Excerpts from a figure dataset
══════════

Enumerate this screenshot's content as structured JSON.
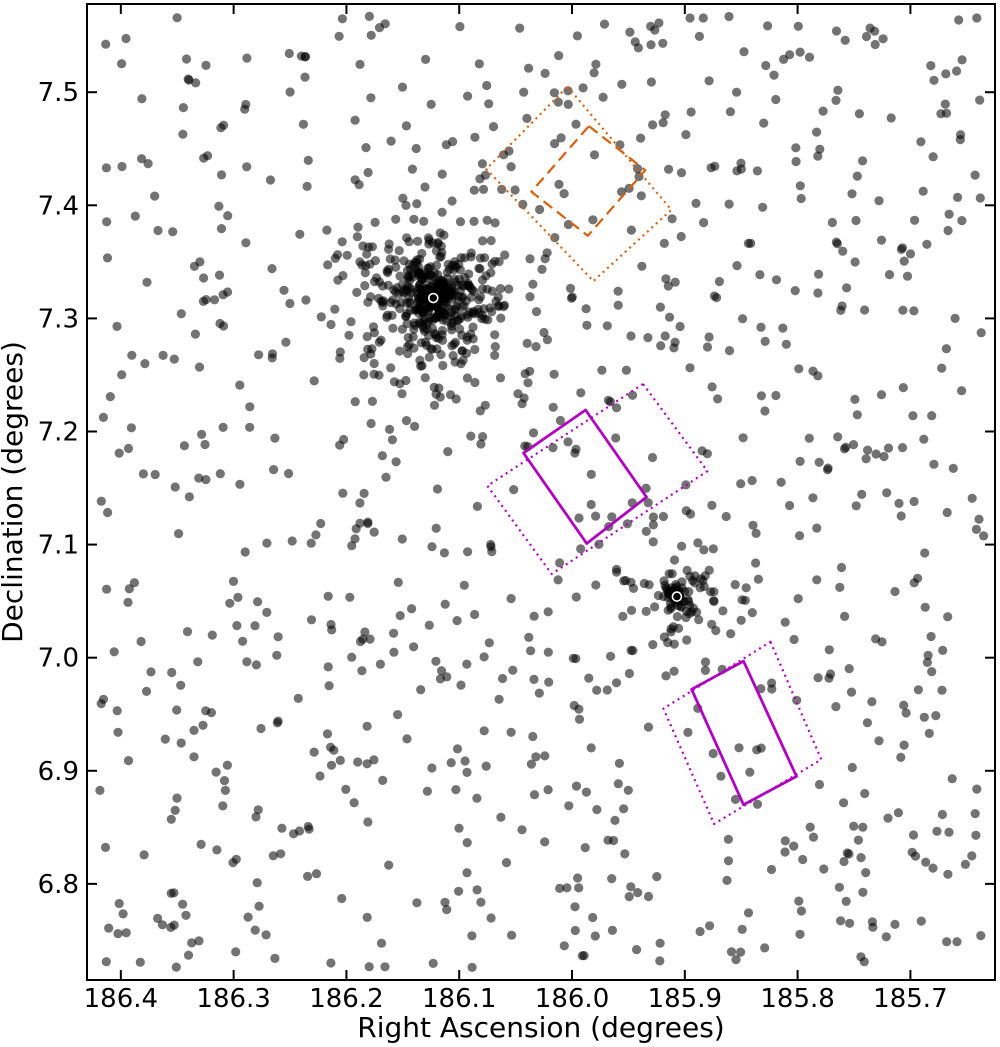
{
  "chart_data": {
    "type": "scatter",
    "title": "",
    "xlabel": "Right Ascension (degrees)",
    "ylabel": "Declination (degrees)",
    "xlim": [
      186.43,
      185.625
    ],
    "ylim": [
      6.715,
      7.578
    ],
    "x_inverted": true,
    "xticks": [
      186.4,
      186.3,
      186.2,
      186.1,
      186.0,
      185.9,
      185.8,
      185.7
    ],
    "xtick_labels": [
      "186.4",
      "186.3",
      "186.2",
      "186.1",
      "186.0",
      "185.9",
      "185.8",
      "185.7"
    ],
    "yticks": [
      6.8,
      6.9,
      7.0,
      7.1,
      7.2,
      7.3,
      7.4,
      7.5
    ],
    "ytick_labels": [
      "6.8",
      "6.9",
      "7.0",
      "7.1",
      "7.2",
      "7.3",
      "7.4",
      "7.5"
    ],
    "grid": false,
    "point_color": "#000000",
    "point_alpha": 0.55,
    "clusters": [
      {
        "ra": 186.123,
        "dec": 7.318,
        "radius": 0.05,
        "count": 520
      },
      {
        "ra": 185.907,
        "dec": 7.054,
        "radius": 0.028,
        "count": 110
      }
    ],
    "background_count": 900,
    "centers": [
      {
        "ra": 186.123,
        "dec": 7.318
      },
      {
        "ra": 185.907,
        "dec": 7.054
      }
    ],
    "fields": [
      {
        "style": "dashed",
        "color": "#d95f0e",
        "corners": [
          [
            185.985,
            7.47
          ],
          [
            185.935,
            7.431
          ],
          [
            185.986,
            7.373
          ],
          [
            186.036,
            7.412
          ]
        ]
      },
      {
        "style": "dotted",
        "color": "#d95f0e",
        "corners": [
          [
            186.004,
            7.505
          ],
          [
            185.912,
            7.396
          ],
          [
            185.981,
            7.333
          ],
          [
            186.076,
            7.432
          ]
        ]
      },
      {
        "style": "solid",
        "color": "#b000c0",
        "corners": [
          [
            185.988,
            7.219
          ],
          [
            185.934,
            7.142
          ],
          [
            185.987,
            7.101
          ],
          [
            186.043,
            7.181
          ]
        ]
      },
      {
        "style": "dotted",
        "color": "#b000c0",
        "corners": [
          [
            185.937,
            7.242
          ],
          [
            185.88,
            7.165
          ],
          [
            186.018,
            7.074
          ],
          [
            186.075,
            7.152
          ]
        ]
      },
      {
        "style": "solid",
        "color": "#b000c0",
        "corners": [
          [
            185.848,
            6.997
          ],
          [
            185.801,
            6.895
          ],
          [
            185.848,
            6.87
          ],
          [
            185.894,
            6.972
          ]
        ]
      },
      {
        "style": "dotted",
        "color": "#b000c0",
        "corners": [
          [
            185.824,
            7.014
          ],
          [
            185.779,
            6.91
          ],
          [
            185.874,
            6.853
          ],
          [
            185.919,
            6.955
          ]
        ]
      }
    ]
  }
}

══════════

Copy out each line in the listing that has the word "degrees".

OUTPUT BELOW:
    "xlabel": "Right Ascension (degrees)",
    "ylabel": "Declination (degrees)",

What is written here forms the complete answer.